> **SET EXERCISE**
Reproduce exactly the lines from the one containing "Read all visible content and emit it as JSON." through the end of the listing, minus the pictures.

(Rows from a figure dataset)
------------------------------------------------

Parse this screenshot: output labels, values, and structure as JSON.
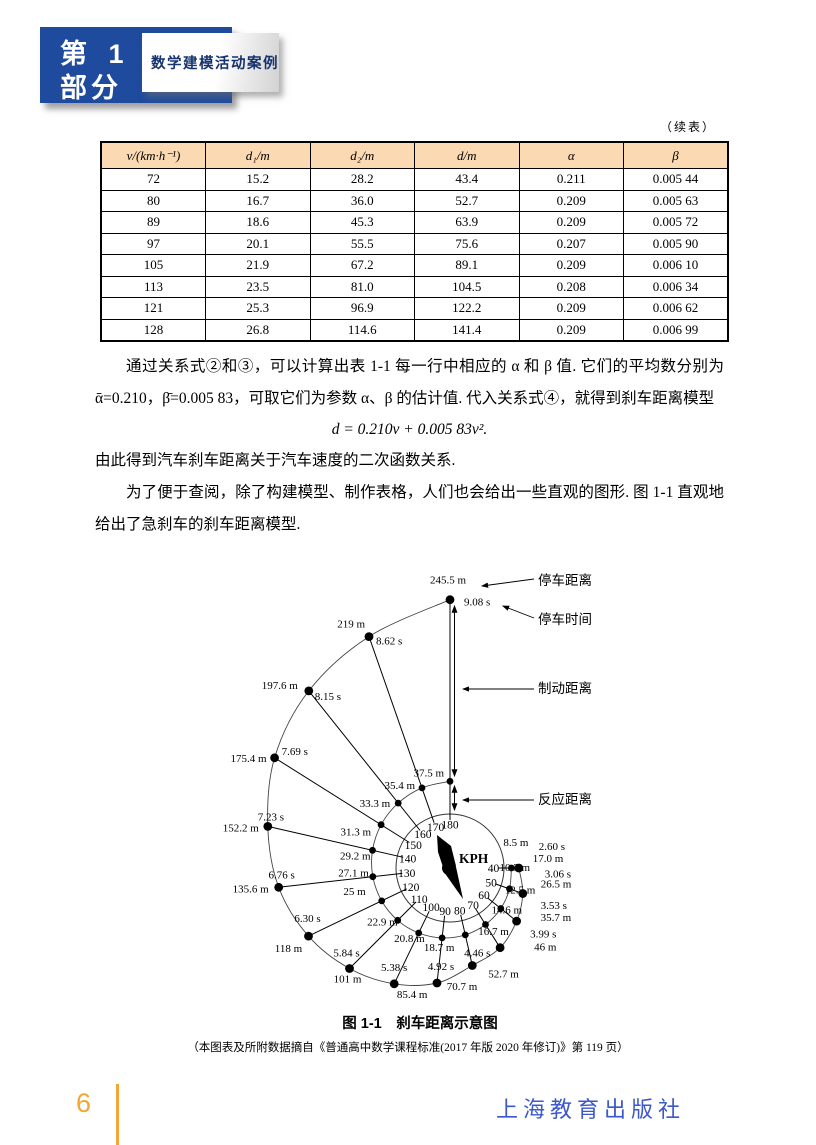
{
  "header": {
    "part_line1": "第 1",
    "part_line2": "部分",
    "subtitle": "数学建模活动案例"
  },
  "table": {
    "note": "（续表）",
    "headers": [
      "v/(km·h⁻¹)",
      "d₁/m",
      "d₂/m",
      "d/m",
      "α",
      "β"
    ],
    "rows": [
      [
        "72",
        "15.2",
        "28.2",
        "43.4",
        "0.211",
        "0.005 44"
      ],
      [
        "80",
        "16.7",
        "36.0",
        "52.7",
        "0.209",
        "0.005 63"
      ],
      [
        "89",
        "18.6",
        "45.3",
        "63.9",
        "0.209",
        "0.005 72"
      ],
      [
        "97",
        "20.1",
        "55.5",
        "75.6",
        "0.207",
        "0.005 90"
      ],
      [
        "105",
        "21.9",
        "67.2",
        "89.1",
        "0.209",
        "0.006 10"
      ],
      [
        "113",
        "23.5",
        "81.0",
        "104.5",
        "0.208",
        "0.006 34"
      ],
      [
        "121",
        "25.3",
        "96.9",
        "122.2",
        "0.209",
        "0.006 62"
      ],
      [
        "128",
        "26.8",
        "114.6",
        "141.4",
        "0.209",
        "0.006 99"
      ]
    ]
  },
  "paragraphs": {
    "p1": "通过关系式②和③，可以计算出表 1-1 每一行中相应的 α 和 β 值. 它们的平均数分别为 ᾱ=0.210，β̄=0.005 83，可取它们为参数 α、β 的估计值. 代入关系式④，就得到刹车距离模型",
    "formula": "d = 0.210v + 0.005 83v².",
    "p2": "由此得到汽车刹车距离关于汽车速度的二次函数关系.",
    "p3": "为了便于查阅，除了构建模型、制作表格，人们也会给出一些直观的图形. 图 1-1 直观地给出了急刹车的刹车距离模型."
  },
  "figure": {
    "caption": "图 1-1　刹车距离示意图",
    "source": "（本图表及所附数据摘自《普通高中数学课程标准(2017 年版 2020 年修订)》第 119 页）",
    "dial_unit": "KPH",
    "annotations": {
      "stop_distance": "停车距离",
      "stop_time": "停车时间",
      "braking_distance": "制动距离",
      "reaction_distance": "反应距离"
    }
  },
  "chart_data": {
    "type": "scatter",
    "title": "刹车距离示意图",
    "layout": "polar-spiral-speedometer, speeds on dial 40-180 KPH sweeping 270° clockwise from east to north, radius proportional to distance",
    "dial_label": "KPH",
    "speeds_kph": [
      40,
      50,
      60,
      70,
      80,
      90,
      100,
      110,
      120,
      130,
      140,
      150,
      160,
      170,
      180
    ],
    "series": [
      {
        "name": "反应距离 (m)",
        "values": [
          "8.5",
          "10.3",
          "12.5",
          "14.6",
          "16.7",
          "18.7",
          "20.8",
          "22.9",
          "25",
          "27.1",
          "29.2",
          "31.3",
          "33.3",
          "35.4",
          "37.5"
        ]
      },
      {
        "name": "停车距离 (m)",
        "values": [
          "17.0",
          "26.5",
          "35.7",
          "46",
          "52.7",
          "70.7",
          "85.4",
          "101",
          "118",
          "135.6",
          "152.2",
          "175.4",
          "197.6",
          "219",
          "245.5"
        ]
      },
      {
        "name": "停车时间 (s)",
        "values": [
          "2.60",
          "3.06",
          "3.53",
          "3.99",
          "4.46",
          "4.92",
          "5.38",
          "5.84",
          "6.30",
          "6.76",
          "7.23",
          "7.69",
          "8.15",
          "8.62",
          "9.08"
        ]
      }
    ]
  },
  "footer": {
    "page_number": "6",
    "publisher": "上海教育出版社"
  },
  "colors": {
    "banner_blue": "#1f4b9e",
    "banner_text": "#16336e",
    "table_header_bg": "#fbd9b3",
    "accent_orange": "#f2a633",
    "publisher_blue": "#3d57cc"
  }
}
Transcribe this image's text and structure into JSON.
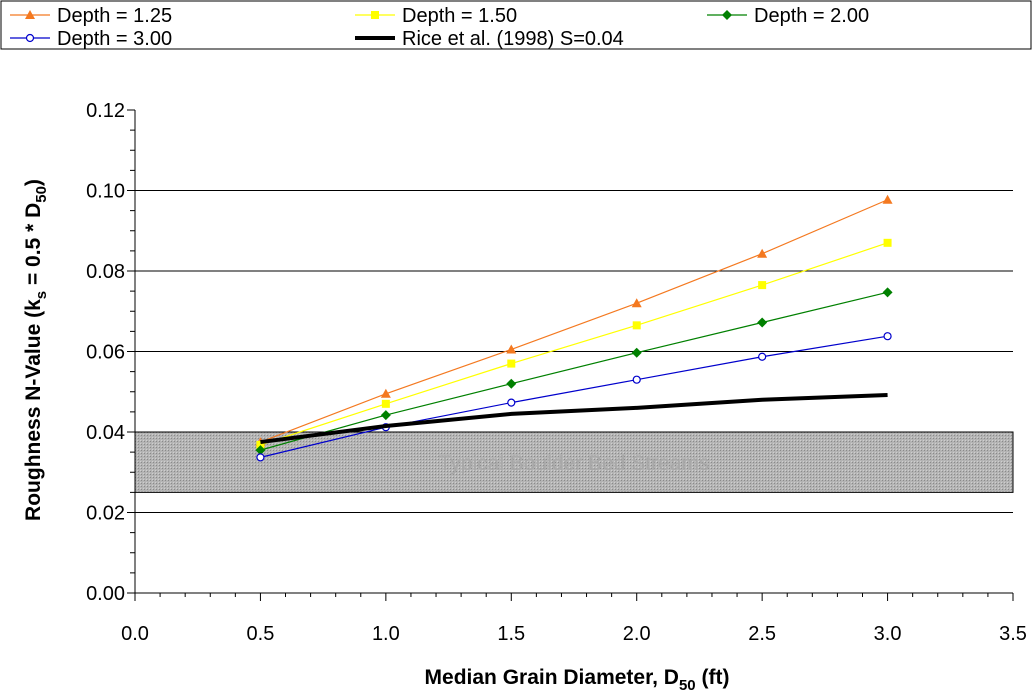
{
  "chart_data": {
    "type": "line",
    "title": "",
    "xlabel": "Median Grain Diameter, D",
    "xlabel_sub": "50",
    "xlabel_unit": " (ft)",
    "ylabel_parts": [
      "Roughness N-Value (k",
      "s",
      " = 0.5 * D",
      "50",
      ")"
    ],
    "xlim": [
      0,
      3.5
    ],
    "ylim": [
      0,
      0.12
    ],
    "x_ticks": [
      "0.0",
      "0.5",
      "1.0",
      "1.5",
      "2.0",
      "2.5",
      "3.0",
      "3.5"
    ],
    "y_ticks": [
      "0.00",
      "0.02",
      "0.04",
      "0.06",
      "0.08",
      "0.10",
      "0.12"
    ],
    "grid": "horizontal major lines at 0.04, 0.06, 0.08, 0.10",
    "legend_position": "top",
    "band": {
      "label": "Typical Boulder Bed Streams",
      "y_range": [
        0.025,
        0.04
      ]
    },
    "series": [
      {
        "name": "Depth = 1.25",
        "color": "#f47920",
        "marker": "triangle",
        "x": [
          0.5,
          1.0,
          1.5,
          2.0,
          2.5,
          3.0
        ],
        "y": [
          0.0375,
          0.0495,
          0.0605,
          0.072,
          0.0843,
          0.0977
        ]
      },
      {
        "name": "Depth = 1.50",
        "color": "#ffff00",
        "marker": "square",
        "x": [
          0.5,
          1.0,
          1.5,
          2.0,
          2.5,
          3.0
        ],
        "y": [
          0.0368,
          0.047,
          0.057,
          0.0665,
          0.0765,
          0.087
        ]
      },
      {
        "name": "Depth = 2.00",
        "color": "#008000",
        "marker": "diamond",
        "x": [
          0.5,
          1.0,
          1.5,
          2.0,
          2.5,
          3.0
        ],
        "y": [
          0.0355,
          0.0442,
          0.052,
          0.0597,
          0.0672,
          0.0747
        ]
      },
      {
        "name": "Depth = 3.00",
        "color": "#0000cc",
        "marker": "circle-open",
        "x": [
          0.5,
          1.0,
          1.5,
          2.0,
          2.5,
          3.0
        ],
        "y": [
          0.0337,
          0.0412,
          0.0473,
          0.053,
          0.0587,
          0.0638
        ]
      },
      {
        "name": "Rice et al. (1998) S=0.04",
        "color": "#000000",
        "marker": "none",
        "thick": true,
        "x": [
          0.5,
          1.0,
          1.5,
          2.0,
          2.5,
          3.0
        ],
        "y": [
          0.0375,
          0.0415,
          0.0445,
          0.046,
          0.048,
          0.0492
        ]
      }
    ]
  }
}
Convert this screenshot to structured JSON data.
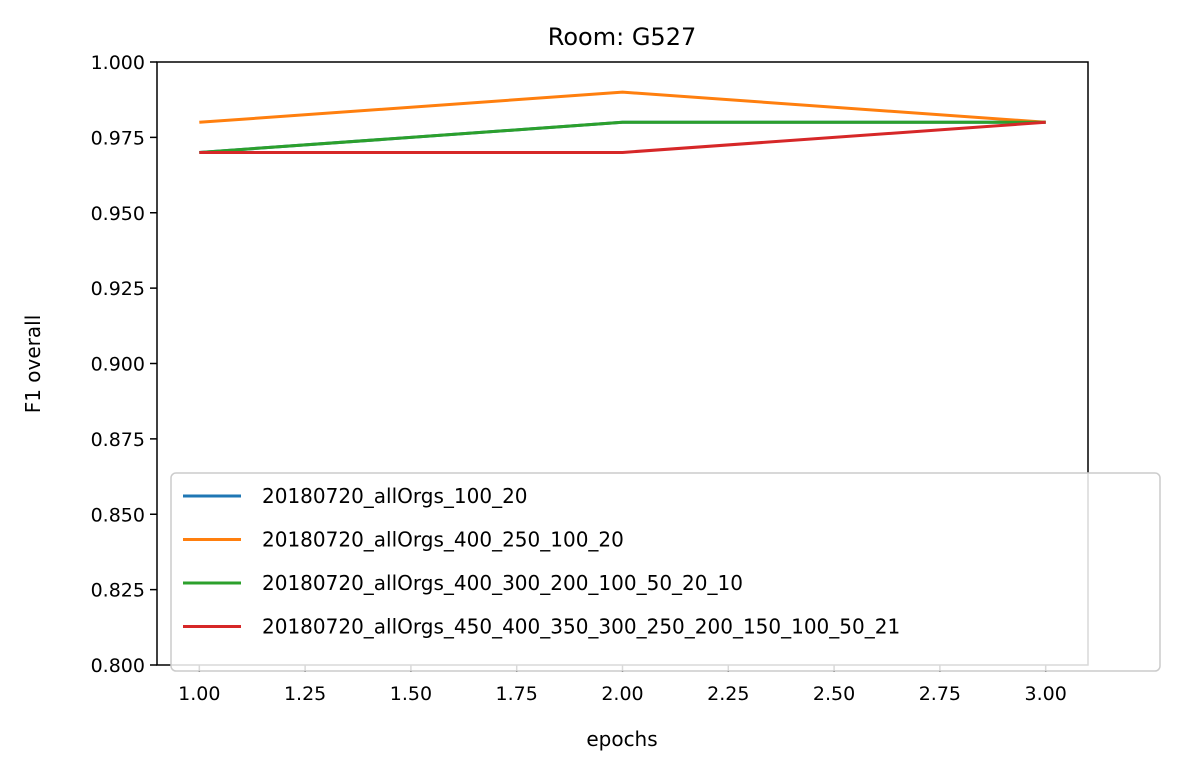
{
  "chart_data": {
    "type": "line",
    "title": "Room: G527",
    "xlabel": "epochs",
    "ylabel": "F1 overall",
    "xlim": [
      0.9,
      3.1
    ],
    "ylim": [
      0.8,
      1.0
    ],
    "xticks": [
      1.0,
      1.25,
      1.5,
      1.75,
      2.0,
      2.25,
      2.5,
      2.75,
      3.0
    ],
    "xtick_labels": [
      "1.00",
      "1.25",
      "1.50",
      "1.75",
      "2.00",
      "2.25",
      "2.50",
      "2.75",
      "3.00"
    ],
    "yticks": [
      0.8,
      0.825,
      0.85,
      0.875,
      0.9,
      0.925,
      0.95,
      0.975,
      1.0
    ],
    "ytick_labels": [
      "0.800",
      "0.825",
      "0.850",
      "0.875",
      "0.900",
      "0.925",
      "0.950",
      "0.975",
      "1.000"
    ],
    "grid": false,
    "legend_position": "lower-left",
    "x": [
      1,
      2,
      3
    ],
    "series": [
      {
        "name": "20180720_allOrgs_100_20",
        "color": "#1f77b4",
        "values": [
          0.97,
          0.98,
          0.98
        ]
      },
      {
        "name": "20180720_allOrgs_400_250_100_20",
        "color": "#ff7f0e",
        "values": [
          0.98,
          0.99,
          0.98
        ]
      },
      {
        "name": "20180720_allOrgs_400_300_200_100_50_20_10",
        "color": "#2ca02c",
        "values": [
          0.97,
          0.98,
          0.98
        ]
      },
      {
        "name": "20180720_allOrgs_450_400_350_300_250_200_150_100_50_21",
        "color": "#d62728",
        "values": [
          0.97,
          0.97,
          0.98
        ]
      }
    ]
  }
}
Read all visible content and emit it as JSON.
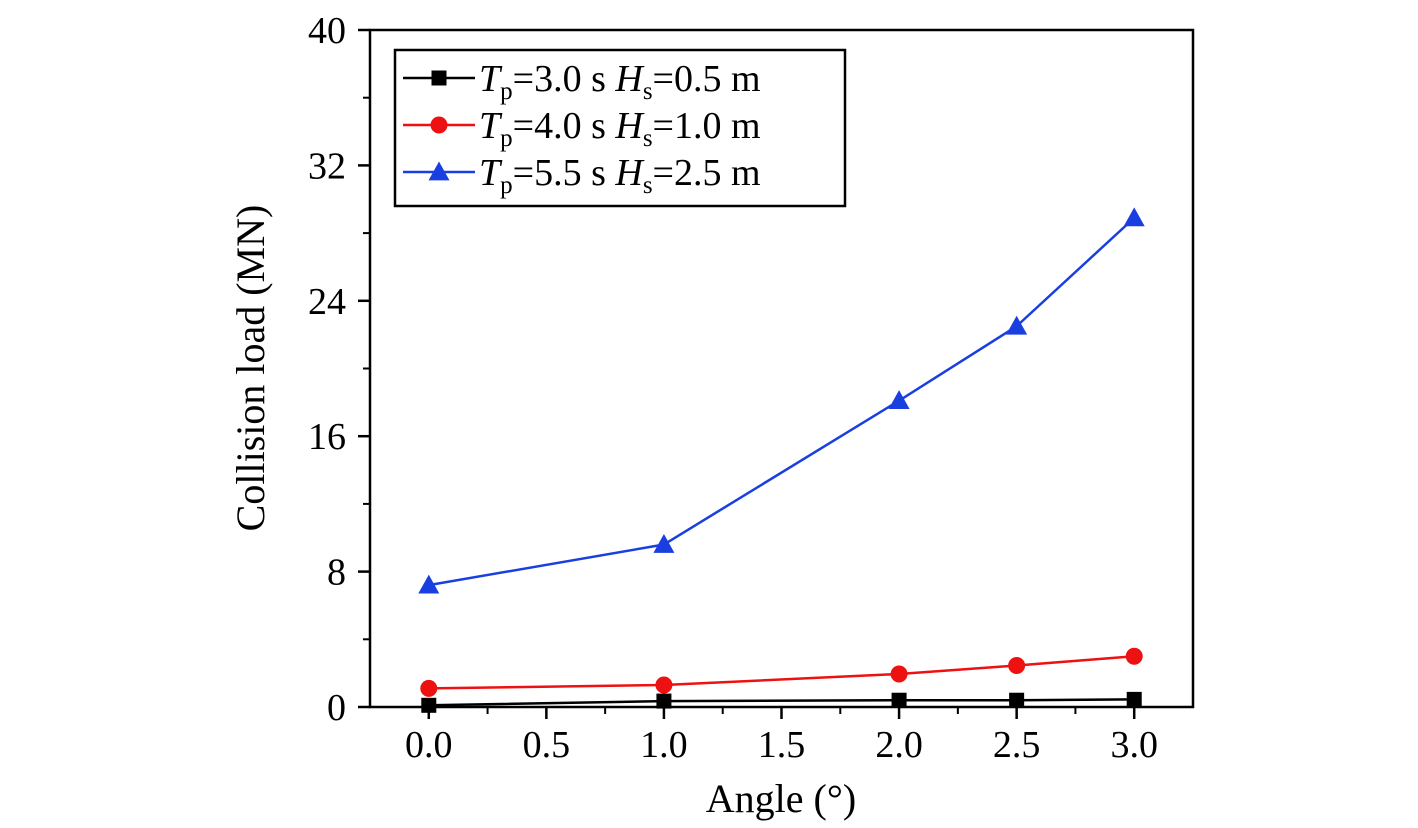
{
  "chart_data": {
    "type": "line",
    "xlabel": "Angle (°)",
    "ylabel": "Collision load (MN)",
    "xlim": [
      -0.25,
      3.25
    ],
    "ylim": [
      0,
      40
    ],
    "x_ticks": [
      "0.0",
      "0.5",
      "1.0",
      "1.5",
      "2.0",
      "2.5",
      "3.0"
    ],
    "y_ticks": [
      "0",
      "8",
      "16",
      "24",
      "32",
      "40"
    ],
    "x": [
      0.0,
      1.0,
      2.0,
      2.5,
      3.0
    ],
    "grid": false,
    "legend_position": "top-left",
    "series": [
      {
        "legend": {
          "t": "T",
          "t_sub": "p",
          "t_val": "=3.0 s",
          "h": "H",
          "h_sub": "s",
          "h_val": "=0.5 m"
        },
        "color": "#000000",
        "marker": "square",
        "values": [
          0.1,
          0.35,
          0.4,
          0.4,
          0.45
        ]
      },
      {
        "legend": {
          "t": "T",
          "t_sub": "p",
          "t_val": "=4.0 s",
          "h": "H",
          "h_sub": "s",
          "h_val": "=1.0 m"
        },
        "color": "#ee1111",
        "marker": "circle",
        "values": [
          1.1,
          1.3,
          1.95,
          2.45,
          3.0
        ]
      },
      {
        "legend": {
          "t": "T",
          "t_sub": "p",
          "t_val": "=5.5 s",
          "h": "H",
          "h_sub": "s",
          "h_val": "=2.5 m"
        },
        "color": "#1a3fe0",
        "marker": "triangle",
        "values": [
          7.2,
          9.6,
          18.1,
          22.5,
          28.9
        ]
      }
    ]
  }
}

------------------------------------------------

> **TASK ANSWER**
Read all visible content and emit it as JSON.
{
  "chart_data": {
    "type": "line",
    "xlabel": "Angle (°)",
    "ylabel": "Collision load (MN)",
    "xlim": [
      -0.25,
      3.25
    ],
    "ylim": [
      0,
      40
    ],
    "x_ticks": [
      "0.0",
      "0.5",
      "1.0",
      "1.5",
      "2.0",
      "2.5",
      "3.0"
    ],
    "y_ticks": [
      "0",
      "8",
      "16",
      "24",
      "32",
      "40"
    ],
    "x": [
      0.0,
      1.0,
      2.0,
      2.5,
      3.0
    ],
    "grid": false,
    "legend_position": "top-left",
    "series": [
      {
        "legend": {
          "t": "T",
          "t_sub": "p",
          "t_val": "=3.0 s",
          "h": "H",
          "h_sub": "s",
          "h_val": "=0.5 m"
        },
        "color": "#000000",
        "marker": "square",
        "values": [
          0.1,
          0.35,
          0.4,
          0.4,
          0.45
        ]
      },
      {
        "legend": {
          "t": "T",
          "t_sub": "p",
          "t_val": "=4.0 s",
          "h": "H",
          "h_sub": "s",
          "h_val": "=1.0 m"
        },
        "color": "#ee1111",
        "marker": "circle",
        "values": [
          1.1,
          1.3,
          1.95,
          2.45,
          3.0
        ]
      },
      {
        "legend": {
          "t": "T",
          "t_sub": "p",
          "t_val": "=5.5 s",
          "h": "H",
          "h_sub": "s",
          "h_val": "=2.5 m"
        },
        "color": "#1a3fe0",
        "marker": "triangle",
        "values": [
          7.2,
          9.6,
          18.1,
          22.5,
          28.9
        ]
      }
    ]
  }
}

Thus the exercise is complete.